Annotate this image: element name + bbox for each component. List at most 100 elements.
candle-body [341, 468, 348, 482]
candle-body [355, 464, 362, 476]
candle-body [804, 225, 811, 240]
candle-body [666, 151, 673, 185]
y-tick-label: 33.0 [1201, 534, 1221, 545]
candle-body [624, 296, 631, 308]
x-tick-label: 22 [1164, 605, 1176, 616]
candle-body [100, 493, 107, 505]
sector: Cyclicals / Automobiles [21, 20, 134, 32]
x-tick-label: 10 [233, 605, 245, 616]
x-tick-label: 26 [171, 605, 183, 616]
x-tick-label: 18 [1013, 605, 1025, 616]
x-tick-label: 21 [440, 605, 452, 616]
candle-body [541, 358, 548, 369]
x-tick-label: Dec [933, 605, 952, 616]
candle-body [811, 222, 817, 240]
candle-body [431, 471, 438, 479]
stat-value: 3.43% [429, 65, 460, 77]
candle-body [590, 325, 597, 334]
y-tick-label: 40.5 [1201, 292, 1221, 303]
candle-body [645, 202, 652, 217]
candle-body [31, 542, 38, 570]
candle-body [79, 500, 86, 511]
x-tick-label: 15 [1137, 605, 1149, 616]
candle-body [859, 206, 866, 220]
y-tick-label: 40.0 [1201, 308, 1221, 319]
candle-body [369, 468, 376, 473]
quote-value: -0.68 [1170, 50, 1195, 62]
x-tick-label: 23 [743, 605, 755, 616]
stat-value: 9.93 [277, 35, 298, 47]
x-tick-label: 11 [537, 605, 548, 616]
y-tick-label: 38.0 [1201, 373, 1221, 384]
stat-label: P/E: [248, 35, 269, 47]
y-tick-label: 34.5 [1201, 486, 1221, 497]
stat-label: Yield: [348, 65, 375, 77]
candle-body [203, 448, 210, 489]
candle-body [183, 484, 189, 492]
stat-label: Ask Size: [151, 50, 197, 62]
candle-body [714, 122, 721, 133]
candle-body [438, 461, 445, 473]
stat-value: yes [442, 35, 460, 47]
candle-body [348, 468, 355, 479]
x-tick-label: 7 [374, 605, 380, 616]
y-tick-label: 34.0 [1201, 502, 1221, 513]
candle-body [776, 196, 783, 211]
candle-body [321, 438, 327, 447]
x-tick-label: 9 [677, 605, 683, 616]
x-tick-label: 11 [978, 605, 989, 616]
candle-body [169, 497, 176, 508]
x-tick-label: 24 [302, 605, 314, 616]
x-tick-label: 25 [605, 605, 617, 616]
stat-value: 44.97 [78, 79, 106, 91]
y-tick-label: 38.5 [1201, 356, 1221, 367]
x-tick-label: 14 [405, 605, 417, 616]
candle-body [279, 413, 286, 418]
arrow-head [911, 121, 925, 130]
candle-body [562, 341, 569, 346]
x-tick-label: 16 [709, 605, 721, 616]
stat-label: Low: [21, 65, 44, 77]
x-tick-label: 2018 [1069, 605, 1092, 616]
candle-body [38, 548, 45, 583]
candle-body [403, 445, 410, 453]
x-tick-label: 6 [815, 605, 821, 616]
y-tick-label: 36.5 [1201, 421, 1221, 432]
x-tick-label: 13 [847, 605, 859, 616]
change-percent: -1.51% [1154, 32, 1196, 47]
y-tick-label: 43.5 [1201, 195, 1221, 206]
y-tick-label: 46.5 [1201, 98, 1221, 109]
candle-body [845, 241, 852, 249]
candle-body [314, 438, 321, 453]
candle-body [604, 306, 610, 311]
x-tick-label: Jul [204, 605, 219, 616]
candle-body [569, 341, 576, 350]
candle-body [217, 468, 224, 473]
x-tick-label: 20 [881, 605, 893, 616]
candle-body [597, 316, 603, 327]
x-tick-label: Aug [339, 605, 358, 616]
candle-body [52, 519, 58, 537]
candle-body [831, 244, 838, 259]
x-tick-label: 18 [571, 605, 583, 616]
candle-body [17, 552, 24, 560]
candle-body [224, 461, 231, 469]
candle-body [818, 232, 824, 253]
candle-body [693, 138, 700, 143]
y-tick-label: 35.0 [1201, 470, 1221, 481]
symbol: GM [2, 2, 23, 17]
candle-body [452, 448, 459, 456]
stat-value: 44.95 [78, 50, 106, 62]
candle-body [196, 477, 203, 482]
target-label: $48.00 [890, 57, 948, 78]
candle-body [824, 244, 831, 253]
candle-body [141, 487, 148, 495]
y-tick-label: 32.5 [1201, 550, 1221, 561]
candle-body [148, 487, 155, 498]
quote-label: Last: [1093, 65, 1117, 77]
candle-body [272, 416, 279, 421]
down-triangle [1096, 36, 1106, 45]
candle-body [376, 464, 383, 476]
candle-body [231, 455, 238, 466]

□ □ □ □ □ □ □

=== Brief ===
Reproduce the records verbatim, from their first line through the line containing "candle-body [321, 438, 327, 447]", both included.

=== The result ===
Annotate this image: element name + bbox for each component. List at most 100 elements.
candle-body [341, 468, 348, 482]
candle-body [355, 464, 362, 476]
candle-body [804, 225, 811, 240]
candle-body [666, 151, 673, 185]
y-tick-label: 33.0 [1201, 534, 1221, 545]
candle-body [624, 296, 631, 308]
x-tick-label: 22 [1164, 605, 1176, 616]
candle-body [100, 493, 107, 505]
sector: Cyclicals / Automobiles [21, 20, 134, 32]
x-tick-label: 10 [233, 605, 245, 616]
x-tick-label: 26 [171, 605, 183, 616]
x-tick-label: 18 [1013, 605, 1025, 616]
x-tick-label: 21 [440, 605, 452, 616]
candle-body [541, 358, 548, 369]
x-tick-label: Dec [933, 605, 952, 616]
candle-body [811, 222, 817, 240]
candle-body [431, 471, 438, 479]
stat-value: 3.43% [429, 65, 460, 77]
candle-body [590, 325, 597, 334]
y-tick-label: 40.5 [1201, 292, 1221, 303]
candle-body [645, 202, 652, 217]
candle-body [31, 542, 38, 570]
candle-body [79, 500, 86, 511]
x-tick-label: 15 [1137, 605, 1149, 616]
candle-body [859, 206, 866, 220]
y-tick-label: 40.0 [1201, 308, 1221, 319]
candle-body [369, 468, 376, 473]
quote-value: -0.68 [1170, 50, 1195, 62]
x-tick-label: 23 [743, 605, 755, 616]
stat-value: 9.93 [277, 35, 298, 47]
x-tick-label: 11 [537, 605, 548, 616]
y-tick-label: 38.0 [1201, 373, 1221, 384]
stat-label: P/E: [248, 35, 269, 47]
y-tick-label: 34.5 [1201, 486, 1221, 497]
stat-label: Yield: [348, 65, 375, 77]
candle-body [203, 448, 210, 489]
candle-body [183, 484, 189, 492]
stat-label: Ask Size: [151, 50, 197, 62]
candle-body [714, 122, 721, 133]
candle-body [438, 461, 445, 473]
stat-value: yes [442, 35, 460, 47]
candle-body [348, 468, 355, 479]
x-tick-label: 7 [374, 605, 380, 616]
y-tick-label: 34.0 [1201, 502, 1221, 513]
candle-body [776, 196, 783, 211]
candle-body [321, 438, 327, 447]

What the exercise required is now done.